- The task
Drop all images and give the records again exactly.

※ ※ ※

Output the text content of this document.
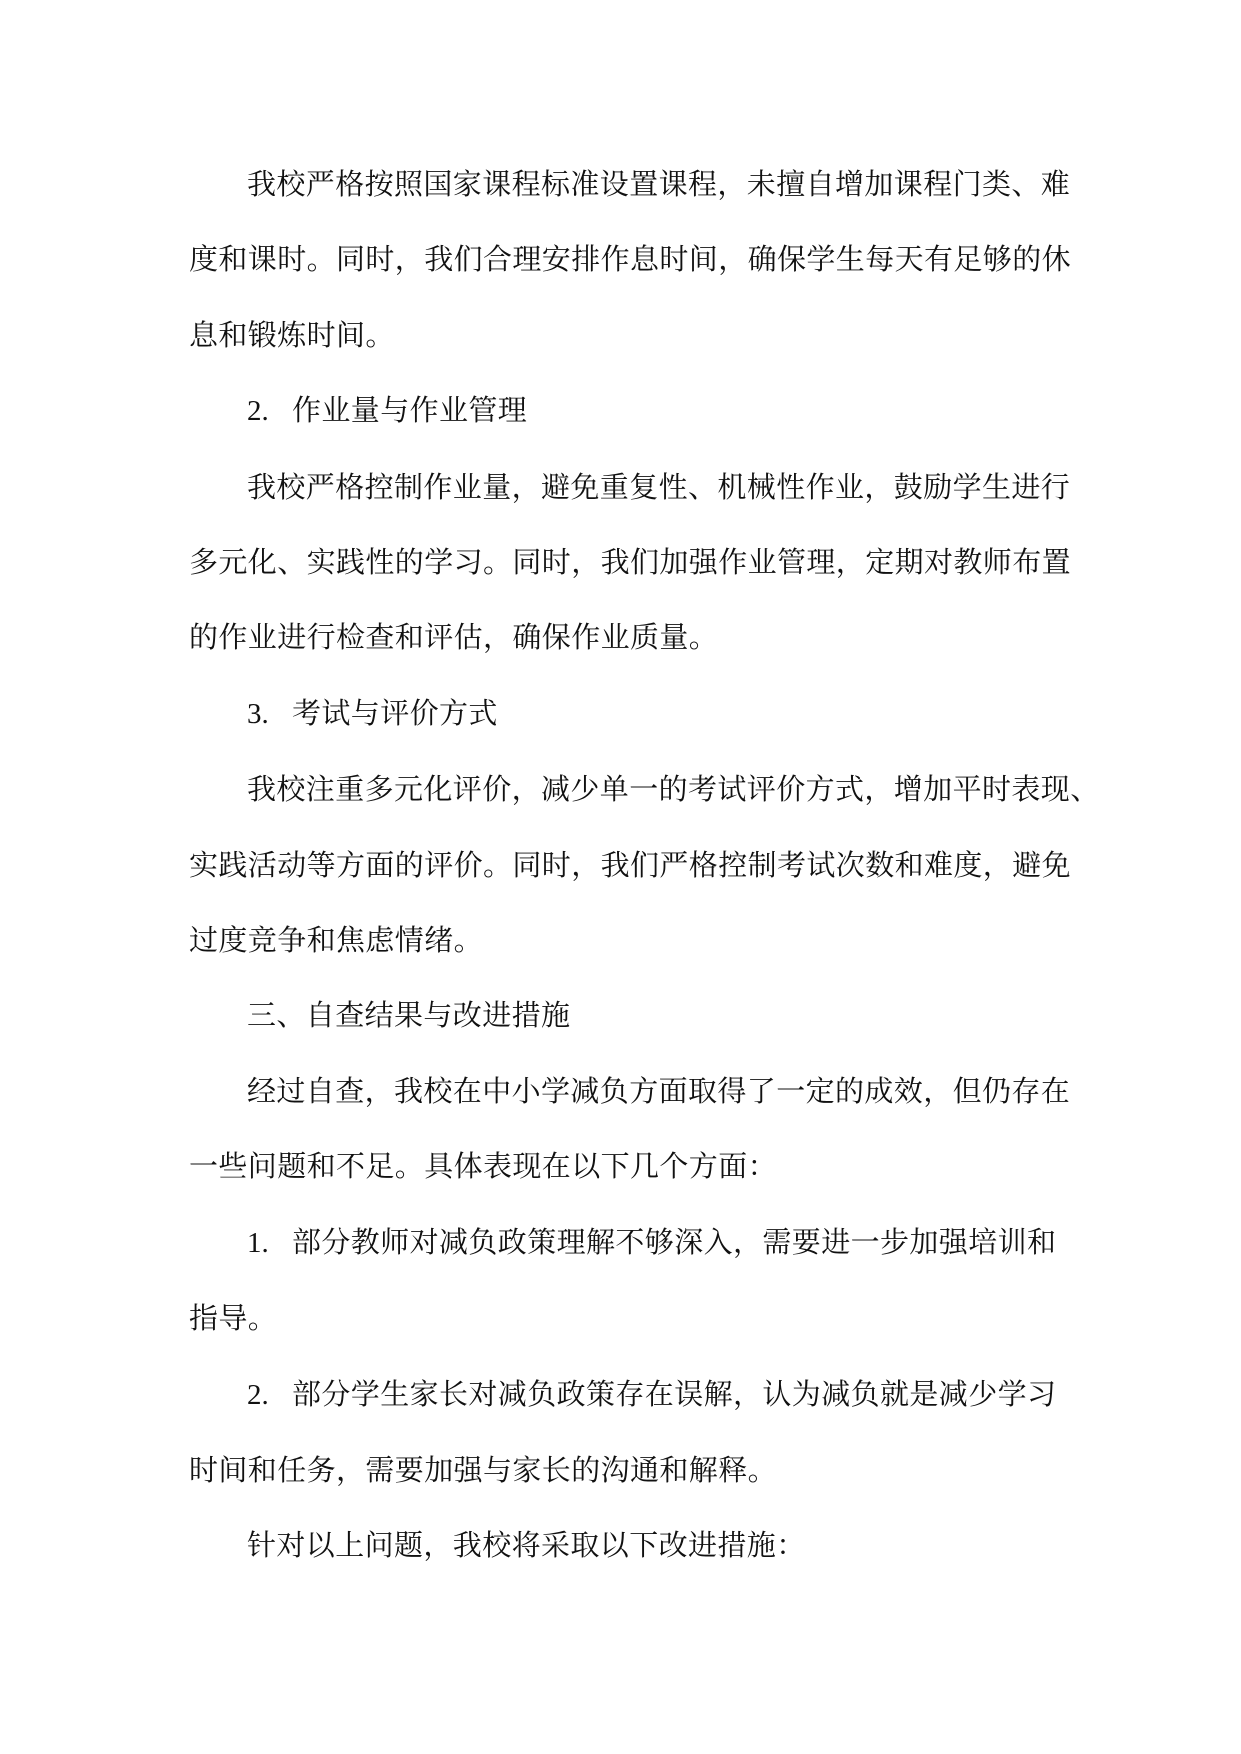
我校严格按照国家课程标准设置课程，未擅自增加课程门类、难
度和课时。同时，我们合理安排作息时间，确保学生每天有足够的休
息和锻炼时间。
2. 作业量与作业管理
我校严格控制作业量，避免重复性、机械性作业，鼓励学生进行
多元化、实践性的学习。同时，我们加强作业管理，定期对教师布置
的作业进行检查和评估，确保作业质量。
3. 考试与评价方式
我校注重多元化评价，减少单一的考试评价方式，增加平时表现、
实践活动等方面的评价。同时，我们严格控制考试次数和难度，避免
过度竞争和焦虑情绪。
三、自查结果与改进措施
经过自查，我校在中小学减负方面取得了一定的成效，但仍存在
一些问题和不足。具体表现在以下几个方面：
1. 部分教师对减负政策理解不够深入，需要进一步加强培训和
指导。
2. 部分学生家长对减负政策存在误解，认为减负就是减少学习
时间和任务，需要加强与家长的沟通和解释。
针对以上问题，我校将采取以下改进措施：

※ ※ ※

- Solution for this exercise
Output the text content of this document.
我校严格按照国家课程标准设置课程，未擅自增加课程门类、难
度和课时。同时，我们合理安排作息时间，确保学生每天有足够的休
息和锻炼时间。
2. 作业量与作业管理
我校严格控制作业量，避免重复性、机械性作业，鼓励学生进行
多元化、实践性的学习。同时，我们加强作业管理，定期对教师布置
的作业进行检查和评估，确保作业质量。
3. 考试与评价方式
我校注重多元化评价，减少单一的考试评价方式，增加平时表现、
实践活动等方面的评价。同时，我们严格控制考试次数和难度，避免
过度竞争和焦虑情绪。
三、自查结果与改进措施
经过自查，我校在中小学减负方面取得了一定的成效，但仍存在
一些问题和不足。具体表现在以下几个方面：
1. 部分教师对减负政策理解不够深入，需要进一步加强培训和
指导。
2. 部分学生家长对减负政策存在误解，认为减负就是减少学习
时间和任务，需要加强与家长的沟通和解释。
针对以上问题，我校将采取以下改进措施：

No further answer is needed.